GIVEN ENTRIES -
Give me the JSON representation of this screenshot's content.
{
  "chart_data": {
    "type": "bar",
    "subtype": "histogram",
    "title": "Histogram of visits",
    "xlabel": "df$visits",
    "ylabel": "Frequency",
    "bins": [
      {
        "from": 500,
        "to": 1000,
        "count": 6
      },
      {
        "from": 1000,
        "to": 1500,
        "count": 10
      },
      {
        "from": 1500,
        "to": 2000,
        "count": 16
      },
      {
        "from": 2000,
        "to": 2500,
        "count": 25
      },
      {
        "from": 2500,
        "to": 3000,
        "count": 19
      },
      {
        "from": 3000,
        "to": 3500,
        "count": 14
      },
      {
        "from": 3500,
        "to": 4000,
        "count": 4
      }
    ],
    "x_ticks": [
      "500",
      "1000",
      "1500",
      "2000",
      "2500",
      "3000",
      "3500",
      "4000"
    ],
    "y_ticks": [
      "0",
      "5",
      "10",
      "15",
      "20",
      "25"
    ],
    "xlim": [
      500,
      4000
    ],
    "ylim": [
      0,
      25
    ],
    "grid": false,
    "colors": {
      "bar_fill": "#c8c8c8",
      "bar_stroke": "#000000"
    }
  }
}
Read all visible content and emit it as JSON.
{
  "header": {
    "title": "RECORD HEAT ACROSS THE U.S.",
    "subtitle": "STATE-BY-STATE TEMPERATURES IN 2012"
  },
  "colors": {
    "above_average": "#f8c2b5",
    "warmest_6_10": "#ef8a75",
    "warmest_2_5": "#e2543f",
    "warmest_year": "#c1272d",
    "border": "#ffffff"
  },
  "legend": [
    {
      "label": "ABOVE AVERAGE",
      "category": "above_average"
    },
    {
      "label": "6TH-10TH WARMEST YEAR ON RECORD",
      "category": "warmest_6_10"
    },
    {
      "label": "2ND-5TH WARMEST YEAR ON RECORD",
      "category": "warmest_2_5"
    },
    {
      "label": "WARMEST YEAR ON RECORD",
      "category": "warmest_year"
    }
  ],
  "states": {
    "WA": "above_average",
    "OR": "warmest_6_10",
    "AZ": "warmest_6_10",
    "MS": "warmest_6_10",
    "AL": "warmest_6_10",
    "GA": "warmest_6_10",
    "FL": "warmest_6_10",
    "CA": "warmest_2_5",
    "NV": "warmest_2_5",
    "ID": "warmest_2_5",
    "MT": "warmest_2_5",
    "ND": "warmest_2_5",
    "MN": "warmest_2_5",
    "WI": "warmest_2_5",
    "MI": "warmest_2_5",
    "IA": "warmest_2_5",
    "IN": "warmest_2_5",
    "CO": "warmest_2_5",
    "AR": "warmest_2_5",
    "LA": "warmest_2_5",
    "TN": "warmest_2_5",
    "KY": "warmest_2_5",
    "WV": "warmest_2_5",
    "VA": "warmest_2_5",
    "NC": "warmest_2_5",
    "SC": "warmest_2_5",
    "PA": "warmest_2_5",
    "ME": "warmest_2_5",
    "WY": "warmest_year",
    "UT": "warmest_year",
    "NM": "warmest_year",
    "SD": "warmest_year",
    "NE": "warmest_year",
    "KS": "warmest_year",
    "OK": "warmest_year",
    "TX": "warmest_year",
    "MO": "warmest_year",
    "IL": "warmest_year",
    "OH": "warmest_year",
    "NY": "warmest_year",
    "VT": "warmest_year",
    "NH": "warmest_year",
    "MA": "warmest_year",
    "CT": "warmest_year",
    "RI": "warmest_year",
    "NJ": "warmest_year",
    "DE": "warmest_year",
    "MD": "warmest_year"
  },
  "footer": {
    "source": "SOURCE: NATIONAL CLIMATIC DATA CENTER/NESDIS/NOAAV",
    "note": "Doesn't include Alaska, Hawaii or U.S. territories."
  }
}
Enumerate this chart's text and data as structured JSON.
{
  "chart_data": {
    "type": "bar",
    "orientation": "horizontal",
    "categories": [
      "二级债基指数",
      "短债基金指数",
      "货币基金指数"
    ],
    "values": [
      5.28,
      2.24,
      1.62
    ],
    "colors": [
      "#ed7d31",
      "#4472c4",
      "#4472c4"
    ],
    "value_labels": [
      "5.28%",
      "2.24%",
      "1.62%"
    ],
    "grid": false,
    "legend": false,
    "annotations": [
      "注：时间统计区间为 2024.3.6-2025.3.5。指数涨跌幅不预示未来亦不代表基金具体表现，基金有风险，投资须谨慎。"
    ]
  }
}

PROBLEM DETAILS - Spot every line that holds "content" and copy it.

THE OUTPUT -
Give me the JSON representation of this screenshot's content.
Read all visible content and emit it as JSON.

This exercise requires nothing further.